> [WORK INSTRUCTIONS]: Will you quote all of the entries, word for word?

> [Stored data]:
☆ ☆ ☆ ☆

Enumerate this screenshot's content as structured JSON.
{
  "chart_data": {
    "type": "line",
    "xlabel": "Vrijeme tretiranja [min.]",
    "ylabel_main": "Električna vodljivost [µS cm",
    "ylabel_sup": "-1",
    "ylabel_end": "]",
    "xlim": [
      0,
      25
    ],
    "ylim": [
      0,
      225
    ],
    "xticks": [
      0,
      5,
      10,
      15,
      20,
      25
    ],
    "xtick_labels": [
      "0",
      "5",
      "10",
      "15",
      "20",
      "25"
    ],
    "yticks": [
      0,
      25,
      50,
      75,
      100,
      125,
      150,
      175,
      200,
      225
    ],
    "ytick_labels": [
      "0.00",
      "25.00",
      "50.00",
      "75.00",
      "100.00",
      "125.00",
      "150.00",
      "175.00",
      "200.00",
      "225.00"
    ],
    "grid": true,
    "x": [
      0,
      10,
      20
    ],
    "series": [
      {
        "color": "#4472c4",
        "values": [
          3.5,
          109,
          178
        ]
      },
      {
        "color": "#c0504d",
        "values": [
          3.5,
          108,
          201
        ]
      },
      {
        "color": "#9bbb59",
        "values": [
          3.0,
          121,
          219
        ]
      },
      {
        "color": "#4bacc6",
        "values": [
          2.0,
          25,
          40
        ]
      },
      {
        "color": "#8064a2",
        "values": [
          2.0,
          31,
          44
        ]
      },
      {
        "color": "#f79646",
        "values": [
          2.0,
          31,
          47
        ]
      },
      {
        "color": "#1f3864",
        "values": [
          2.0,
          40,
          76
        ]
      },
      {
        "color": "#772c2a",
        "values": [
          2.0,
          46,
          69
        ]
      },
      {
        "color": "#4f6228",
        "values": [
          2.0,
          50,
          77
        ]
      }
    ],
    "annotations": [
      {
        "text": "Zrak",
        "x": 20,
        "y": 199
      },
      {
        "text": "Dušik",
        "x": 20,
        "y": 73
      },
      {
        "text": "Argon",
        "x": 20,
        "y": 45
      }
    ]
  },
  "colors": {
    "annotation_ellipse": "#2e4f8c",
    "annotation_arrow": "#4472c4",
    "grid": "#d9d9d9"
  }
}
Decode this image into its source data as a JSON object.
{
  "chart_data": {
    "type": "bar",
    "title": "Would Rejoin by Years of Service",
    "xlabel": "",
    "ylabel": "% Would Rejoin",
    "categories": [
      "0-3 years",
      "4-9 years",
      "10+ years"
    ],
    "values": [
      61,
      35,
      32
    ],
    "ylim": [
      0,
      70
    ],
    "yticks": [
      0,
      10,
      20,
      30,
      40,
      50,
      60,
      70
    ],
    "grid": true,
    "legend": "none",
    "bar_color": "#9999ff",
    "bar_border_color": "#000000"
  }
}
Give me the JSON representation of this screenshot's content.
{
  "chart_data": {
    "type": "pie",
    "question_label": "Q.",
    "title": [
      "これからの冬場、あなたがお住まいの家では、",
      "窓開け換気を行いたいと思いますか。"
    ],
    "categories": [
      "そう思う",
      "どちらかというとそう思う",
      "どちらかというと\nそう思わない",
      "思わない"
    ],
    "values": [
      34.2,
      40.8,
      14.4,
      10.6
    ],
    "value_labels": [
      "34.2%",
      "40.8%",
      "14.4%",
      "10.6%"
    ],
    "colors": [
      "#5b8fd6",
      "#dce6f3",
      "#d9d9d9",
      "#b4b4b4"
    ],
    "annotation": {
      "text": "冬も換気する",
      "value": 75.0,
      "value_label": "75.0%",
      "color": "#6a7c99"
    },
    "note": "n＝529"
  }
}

☆ ☆ ☆ ☆

> [WORKED SOLUTION]:
Enumerate this screenshot's content as structured JSON.
{
  "chart_data": {
    "type": "line",
    "xlabel": "Vrijeme tretiranja [min.]",
    "ylabel_main": "Električna vodljivost [µS cm",
    "ylabel_sup": "-1",
    "ylabel_end": "]",
    "xlim": [
      0,
      25
    ],
    "ylim": [
      0,
      225
    ],
    "xticks": [
      0,
      5,
      10,
      15,
      20,
      25
    ],
    "xtick_labels": [
      "0",
      "5",
      "10",
      "15",
      "20",
      "25"
    ],
    "yticks": [
      0,
      25,
      50,
      75,
      100,
      125,
      150,
      175,
      200,
      225
    ],
    "ytick_labels": [
      "0.00",
      "25.00",
      "50.00",
      "75.00",
      "100.00",
      "125.00",
      "150.00",
      "175.00",
      "200.00",
      "225.00"
    ],
    "grid": true,
    "x": [
      0,
      10,
      20
    ],
    "series": [
      {
        "color": "#4472c4",
        "values": [
          3.5,
          109,
          178
        ]
      },
      {
        "color": "#c0504d",
        "values": [
          3.5,
          108,
          201
        ]
      },
      {
        "color": "#9bbb59",
        "values": [
          3.0,
          121,
          219
        ]
      },
      {
        "color": "#4bacc6",
        "values": [
          2.0,
          25,
          40
        ]
      },
      {
        "color": "#8064a2",
        "values": [
          2.0,
          31,
          44
        ]
      },
      {
        "color": "#f79646",
        "values": [
          2.0,
          31,
          47
        ]
      },
      {
        "color": "#1f3864",
        "values": [
          2.0,
          40,
          76
        ]
      },
      {
        "color": "#772c2a",
        "values": [
          2.0,
          46,
          69
        ]
      },
      {
        "color": "#4f6228",
        "values": [
          2.0,
          50,
          77
        ]
      }
    ],
    "annotations": [
      {
        "text": "Zrak",
        "x": 20,
        "y": 199
      },
      {
        "text": "Dušik",
        "x": 20,
        "y": 73
      },
      {
        "text": "Argon",
        "x": 20,
        "y": 45
      }
    ]
  },
  "colors": {
    "annotation_ellipse": "#2e4f8c",
    "annotation_arrow": "#4472c4",
    "grid": "#d9d9d9"
  }
}
Decode this image into its source data as a JSON object.
{
  "chart_data": {
    "type": "bar",
    "title": "Would Rejoin by Years of Service",
    "xlabel": "",
    "ylabel": "% Would Rejoin",
    "categories": [
      "0-3 years",
      "4-9 years",
      "10+ years"
    ],
    "values": [
      61,
      35,
      32
    ],
    "ylim": [
      0,
      70
    ],
    "yticks": [
      0,
      10,
      20,
      30,
      40,
      50,
      60,
      70
    ],
    "grid": true,
    "legend": "none",
    "bar_color": "#9999ff",
    "bar_border_color": "#000000"
  }
}
Give me the JSON representation of this screenshot's content.
{
  "chart_data": {
    "type": "pie",
    "question_label": "Q.",
    "title": [
      "これからの冬場、あなたがお住まいの家では、",
      "窓開け換気を行いたいと思いますか。"
    ],
    "categories": [
      "そう思う",
      "どちらかというとそう思う",
      "どちらかというと\nそう思わない",
      "思わない"
    ],
    "values": [
      34.2,
      40.8,
      14.4,
      10.6
    ],
    "value_labels": [
      "34.2%",
      "40.8%",
      "14.4%",
      "10.6%"
    ],
    "colors": [
      "#5b8fd6",
      "#dce6f3",
      "#d9d9d9",
      "#b4b4b4"
    ],
    "annotation": {
      "text": "冬も換気する",
      "value": 75.0,
      "value_label": "75.0%",
      "color": "#6a7c99"
    },
    "note": "n＝529"
  }
}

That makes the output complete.